*LISTING*.
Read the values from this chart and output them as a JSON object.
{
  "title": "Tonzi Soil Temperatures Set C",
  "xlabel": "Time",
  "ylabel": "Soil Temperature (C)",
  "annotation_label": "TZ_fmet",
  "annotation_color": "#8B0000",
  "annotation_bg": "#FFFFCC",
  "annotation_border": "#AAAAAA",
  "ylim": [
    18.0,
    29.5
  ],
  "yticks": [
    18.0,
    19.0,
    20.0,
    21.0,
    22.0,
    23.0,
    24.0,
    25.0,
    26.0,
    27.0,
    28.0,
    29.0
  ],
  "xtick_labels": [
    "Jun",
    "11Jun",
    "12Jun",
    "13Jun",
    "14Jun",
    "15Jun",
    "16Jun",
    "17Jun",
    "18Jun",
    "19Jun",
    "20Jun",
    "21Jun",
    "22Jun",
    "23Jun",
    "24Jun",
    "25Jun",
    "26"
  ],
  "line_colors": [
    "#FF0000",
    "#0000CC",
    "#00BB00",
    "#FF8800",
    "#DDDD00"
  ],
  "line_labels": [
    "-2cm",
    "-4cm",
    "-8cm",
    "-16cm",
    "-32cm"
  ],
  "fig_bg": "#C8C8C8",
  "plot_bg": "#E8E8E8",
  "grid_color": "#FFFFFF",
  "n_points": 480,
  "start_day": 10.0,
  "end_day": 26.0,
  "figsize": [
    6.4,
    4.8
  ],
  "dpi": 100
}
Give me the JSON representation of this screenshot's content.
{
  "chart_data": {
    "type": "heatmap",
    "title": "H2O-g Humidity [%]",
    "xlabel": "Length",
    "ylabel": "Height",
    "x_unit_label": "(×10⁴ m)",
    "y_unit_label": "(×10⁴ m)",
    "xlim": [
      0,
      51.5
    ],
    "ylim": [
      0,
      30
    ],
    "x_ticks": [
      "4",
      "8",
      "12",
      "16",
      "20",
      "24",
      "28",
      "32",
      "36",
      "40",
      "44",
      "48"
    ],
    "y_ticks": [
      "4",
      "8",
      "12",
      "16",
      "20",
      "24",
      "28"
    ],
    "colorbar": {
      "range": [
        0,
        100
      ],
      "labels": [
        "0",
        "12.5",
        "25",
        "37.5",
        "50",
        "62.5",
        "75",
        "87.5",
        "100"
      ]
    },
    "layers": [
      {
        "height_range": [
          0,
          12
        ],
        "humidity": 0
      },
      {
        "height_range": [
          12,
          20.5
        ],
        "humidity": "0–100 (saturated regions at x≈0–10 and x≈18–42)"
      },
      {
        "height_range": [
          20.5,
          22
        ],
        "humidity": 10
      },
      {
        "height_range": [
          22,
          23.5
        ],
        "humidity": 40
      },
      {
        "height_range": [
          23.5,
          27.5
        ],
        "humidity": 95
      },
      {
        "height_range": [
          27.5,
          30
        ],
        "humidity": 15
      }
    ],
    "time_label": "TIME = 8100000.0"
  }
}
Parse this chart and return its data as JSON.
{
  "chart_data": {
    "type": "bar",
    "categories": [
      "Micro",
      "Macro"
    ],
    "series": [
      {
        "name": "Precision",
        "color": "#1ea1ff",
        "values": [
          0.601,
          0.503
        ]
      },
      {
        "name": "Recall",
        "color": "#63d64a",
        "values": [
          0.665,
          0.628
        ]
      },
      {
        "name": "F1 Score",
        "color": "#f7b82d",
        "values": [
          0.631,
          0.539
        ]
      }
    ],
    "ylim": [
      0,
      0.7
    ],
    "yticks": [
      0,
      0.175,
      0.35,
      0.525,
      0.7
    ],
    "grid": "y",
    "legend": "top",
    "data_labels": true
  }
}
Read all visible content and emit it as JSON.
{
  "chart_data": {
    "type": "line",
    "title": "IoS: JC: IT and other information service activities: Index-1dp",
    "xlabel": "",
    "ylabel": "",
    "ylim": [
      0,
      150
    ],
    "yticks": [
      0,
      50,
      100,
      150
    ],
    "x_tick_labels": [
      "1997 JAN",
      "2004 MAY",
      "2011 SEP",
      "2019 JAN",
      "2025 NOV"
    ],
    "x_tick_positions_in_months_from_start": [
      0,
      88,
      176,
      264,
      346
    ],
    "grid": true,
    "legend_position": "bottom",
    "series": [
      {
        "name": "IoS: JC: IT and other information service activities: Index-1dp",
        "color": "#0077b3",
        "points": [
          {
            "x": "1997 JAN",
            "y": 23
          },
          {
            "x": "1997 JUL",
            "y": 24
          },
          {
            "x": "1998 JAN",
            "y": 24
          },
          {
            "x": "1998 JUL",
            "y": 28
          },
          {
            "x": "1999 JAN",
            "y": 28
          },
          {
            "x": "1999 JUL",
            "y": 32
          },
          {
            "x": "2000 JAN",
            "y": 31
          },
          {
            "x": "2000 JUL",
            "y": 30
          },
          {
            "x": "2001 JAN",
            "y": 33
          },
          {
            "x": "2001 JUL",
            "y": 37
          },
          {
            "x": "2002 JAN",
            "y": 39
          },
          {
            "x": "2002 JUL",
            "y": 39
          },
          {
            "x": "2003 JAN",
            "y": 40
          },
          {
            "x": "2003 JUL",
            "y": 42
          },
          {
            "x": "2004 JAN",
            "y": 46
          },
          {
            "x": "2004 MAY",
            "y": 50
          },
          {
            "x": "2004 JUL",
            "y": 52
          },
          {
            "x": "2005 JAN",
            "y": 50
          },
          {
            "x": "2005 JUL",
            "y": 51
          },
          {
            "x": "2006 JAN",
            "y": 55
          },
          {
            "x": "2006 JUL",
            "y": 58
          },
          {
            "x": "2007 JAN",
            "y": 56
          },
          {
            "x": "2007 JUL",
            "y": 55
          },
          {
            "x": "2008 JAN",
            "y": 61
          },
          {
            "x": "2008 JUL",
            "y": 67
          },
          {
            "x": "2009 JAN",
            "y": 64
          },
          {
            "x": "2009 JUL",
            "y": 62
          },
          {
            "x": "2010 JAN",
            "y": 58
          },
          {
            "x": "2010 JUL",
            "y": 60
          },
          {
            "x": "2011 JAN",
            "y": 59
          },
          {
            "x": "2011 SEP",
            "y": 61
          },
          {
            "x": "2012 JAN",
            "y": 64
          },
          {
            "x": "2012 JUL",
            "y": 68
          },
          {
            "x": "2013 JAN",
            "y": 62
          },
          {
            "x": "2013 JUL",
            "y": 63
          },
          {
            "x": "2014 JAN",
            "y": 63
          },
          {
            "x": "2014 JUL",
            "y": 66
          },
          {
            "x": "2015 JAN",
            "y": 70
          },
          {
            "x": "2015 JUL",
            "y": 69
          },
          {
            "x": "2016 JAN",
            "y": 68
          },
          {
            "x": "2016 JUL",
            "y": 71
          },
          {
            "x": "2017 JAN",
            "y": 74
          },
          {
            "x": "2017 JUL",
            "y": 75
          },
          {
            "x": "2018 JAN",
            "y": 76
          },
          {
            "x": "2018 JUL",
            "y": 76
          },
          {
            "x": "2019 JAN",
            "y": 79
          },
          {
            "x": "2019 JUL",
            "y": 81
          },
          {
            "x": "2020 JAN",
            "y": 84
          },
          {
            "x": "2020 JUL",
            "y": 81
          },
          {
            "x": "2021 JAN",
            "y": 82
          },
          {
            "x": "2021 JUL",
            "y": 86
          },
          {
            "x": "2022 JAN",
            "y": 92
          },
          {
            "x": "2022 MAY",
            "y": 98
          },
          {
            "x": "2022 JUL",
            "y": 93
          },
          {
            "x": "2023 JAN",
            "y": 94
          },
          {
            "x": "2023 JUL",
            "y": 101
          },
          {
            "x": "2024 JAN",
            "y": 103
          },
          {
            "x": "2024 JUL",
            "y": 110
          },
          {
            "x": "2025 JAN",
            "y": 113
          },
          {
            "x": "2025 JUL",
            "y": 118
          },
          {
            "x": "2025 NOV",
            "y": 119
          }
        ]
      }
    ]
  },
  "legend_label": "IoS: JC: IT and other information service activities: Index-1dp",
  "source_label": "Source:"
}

*REQUIRED WORK*. Look over the records above and copy each line that includes the string "ylabel".

*EXERCISE ANSWER*.
  "ylabel": "Soil Temperature (C)",
    "ylabel": "Height",
    "ylabel": "",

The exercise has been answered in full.